EXERCISE:
I would like every line of the records below that contains the word "different" copied.

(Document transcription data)
━━━━━━━━━━━━━━━━
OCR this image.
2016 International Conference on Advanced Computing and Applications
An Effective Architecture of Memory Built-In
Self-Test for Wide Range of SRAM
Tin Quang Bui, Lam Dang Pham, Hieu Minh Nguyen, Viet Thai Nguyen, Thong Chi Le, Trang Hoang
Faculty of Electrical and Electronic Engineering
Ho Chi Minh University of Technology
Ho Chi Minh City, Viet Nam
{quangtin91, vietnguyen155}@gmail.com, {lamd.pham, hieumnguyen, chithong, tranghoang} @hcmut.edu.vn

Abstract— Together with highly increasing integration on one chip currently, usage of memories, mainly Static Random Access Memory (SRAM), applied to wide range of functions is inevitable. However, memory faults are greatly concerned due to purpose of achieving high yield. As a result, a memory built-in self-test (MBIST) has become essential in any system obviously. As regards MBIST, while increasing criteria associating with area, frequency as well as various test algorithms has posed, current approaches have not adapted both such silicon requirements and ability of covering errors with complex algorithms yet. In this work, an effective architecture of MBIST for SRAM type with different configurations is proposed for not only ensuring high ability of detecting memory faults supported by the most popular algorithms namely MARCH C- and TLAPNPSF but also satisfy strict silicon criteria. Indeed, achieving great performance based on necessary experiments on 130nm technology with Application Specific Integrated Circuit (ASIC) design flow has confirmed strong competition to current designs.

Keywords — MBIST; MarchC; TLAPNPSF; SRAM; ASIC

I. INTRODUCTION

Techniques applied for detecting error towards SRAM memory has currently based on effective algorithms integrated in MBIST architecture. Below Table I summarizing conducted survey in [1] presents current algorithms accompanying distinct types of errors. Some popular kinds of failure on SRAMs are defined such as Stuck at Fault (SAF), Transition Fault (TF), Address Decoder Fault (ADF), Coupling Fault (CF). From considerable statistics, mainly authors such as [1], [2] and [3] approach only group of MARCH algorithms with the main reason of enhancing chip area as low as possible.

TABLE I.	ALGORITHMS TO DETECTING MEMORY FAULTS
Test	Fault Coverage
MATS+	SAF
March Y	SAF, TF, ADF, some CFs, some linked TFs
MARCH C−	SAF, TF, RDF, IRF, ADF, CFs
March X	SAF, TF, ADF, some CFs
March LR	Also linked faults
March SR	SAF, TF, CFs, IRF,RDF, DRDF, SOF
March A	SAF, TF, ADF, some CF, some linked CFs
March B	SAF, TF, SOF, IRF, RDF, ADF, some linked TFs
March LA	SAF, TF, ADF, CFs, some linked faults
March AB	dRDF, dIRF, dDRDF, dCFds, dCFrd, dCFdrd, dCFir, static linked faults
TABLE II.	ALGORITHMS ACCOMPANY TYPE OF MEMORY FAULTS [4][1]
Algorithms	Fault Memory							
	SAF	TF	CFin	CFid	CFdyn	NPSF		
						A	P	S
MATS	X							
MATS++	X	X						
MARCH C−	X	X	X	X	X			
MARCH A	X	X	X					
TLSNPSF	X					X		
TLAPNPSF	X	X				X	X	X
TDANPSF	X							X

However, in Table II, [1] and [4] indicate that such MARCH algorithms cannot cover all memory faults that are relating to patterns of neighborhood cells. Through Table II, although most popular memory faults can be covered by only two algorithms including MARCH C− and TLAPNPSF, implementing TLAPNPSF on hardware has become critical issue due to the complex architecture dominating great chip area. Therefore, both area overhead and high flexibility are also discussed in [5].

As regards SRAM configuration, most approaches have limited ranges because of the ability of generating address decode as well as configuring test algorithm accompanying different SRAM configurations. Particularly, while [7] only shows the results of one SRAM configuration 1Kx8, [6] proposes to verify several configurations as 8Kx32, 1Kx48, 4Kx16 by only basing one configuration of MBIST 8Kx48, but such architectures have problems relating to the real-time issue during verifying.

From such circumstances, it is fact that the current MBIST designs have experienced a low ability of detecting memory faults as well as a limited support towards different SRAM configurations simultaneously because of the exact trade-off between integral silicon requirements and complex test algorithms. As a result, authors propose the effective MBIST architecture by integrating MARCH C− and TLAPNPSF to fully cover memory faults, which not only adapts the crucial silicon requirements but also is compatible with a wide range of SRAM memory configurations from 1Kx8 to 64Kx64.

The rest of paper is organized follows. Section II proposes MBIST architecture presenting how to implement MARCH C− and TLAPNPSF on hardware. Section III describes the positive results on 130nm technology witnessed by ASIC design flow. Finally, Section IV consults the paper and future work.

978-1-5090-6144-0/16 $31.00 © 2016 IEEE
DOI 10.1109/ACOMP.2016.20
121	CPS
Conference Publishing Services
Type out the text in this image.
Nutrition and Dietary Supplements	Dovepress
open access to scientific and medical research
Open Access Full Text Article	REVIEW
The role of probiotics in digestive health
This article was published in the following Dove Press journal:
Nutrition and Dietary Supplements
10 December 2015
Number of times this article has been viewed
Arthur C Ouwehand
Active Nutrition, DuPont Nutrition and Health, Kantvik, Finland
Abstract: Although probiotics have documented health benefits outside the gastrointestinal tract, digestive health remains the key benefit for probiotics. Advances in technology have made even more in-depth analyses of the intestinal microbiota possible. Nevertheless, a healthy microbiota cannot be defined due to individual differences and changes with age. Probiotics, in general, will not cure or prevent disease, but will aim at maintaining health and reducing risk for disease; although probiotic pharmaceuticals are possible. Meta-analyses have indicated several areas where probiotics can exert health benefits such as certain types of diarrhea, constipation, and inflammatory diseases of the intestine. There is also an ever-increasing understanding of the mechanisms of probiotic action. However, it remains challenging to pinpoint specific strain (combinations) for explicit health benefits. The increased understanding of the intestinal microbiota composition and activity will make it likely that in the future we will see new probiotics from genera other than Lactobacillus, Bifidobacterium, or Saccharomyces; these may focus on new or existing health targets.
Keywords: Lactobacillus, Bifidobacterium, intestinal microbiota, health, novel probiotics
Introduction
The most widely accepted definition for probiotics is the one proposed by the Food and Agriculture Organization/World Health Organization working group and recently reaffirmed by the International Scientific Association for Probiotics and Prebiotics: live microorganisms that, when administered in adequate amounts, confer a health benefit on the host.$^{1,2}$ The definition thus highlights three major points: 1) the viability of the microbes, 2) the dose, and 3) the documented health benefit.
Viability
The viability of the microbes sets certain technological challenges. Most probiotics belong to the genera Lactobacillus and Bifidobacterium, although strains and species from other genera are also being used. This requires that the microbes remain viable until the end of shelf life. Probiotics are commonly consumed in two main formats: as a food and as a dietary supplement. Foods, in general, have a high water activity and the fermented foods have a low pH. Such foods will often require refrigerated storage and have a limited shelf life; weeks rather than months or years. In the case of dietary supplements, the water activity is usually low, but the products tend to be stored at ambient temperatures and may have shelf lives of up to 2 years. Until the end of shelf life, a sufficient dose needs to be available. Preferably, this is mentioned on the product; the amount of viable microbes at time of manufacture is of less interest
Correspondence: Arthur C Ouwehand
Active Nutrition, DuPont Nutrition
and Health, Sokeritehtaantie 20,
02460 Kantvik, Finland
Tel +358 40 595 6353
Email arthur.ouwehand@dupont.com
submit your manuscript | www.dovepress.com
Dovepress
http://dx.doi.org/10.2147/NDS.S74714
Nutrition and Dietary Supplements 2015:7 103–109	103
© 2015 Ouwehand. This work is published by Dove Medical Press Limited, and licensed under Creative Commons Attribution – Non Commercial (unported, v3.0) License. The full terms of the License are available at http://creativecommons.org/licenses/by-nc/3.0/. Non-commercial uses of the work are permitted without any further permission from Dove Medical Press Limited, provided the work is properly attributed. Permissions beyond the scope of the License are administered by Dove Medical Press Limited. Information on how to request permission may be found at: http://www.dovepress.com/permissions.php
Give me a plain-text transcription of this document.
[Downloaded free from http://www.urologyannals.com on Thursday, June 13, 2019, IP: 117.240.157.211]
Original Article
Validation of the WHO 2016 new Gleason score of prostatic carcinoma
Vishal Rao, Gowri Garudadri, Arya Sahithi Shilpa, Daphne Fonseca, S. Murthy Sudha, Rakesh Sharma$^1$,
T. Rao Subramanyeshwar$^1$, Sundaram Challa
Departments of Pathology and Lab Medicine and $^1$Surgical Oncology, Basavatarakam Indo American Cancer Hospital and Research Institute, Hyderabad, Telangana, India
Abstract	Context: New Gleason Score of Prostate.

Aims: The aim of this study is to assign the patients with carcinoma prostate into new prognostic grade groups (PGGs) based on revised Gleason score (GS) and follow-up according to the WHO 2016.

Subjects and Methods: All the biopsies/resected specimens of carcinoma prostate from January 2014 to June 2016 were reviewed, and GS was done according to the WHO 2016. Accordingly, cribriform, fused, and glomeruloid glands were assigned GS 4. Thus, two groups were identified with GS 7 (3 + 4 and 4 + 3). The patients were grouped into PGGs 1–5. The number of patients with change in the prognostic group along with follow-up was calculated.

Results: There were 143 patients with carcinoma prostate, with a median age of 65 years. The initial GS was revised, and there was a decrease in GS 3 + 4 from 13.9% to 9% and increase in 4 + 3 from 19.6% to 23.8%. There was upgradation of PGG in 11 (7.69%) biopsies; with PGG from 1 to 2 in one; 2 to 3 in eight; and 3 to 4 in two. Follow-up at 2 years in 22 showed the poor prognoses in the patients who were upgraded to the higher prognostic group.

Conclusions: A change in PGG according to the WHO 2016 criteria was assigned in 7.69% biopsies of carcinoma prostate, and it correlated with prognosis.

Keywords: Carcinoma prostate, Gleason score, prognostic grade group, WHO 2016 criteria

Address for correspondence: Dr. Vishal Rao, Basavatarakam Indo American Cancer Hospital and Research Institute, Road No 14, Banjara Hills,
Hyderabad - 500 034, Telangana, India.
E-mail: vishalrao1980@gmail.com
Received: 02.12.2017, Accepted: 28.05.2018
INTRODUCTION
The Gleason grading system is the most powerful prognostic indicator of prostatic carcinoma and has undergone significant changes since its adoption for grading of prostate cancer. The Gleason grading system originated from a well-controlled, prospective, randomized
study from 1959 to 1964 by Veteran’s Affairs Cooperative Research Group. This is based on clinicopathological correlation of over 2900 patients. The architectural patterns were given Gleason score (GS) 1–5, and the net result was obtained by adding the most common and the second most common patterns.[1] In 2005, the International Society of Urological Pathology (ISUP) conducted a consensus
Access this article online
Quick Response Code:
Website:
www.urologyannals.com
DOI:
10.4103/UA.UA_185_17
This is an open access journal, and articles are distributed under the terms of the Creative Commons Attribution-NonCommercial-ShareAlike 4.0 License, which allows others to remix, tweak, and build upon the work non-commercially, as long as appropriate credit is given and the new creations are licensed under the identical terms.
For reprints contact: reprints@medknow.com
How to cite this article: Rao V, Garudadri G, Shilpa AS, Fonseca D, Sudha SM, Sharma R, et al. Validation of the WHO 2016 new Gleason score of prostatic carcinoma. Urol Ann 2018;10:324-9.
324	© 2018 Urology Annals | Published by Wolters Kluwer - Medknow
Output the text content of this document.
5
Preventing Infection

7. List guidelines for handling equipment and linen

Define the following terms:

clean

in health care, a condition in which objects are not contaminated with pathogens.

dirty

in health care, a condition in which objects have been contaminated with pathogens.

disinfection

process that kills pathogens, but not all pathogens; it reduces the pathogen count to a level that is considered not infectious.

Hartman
━━━━━━━━━━━━━━━━
WRITTEN SOLUTION:
Abstract— Together with highly increasing integration on one chip currently, usage of memories, mainly Static Random Access Memory (SRAM), applied to wide range of functions is inevitable. However, memory faults are greatly concerned due to purpose of achieving high yield. As a result, a memory built-in self-test (MBIST) has become essential in any system obviously. As regards MBIST, while increasing criteria associating with area, frequency as well as various test algorithms has posed, current approaches have not adapted both such silicon requirements and ability of covering errors with complex algorithms yet. In this work, an effective architecture of MBIST for SRAM type with different configurations is proposed for not only ensuring high ability of detecting memory faults supported by the most popular algorithms namely MARCH C- and TLAPNPSF but also satisfy strict silicon criteria. Indeed, achieving great performance based on necessary experiments on 130nm technology with Application Specific Integrated Circuit (ASIC) design flow has confirmed strong competition to current designs.
As regards SRAM configuration, most approaches have limited ranges because of the ability of generating address decode as well as configuring test algorithm accompanying different SRAM configurations. Particularly, while [7] only shows the results of one SRAM configuration 1Kx8, [6] proposes to verify several configurations as 8Kx32, 1Kx48, 4Kx16 by only basing one configuration of MBIST 8Kx48, but such architectures have problems relating to the real-time issue during verifying.
From such circumstances, it is fact that the current MBIST designs have experienced a low ability of detecting memory faults as well as a limited support towards different SRAM configurations simultaneously because of the exact trade-off between integral silicon requirements and complex test algorithms. As a result, authors propose the effective MBIST architecture by integrating MARCH C− and TLAPNPSF to fully cover memory faults, which not only adapts the crucial silicon requirements but also is compatible with a wide range of SRAM memory configurations from 1Kx8 to 64Kx64.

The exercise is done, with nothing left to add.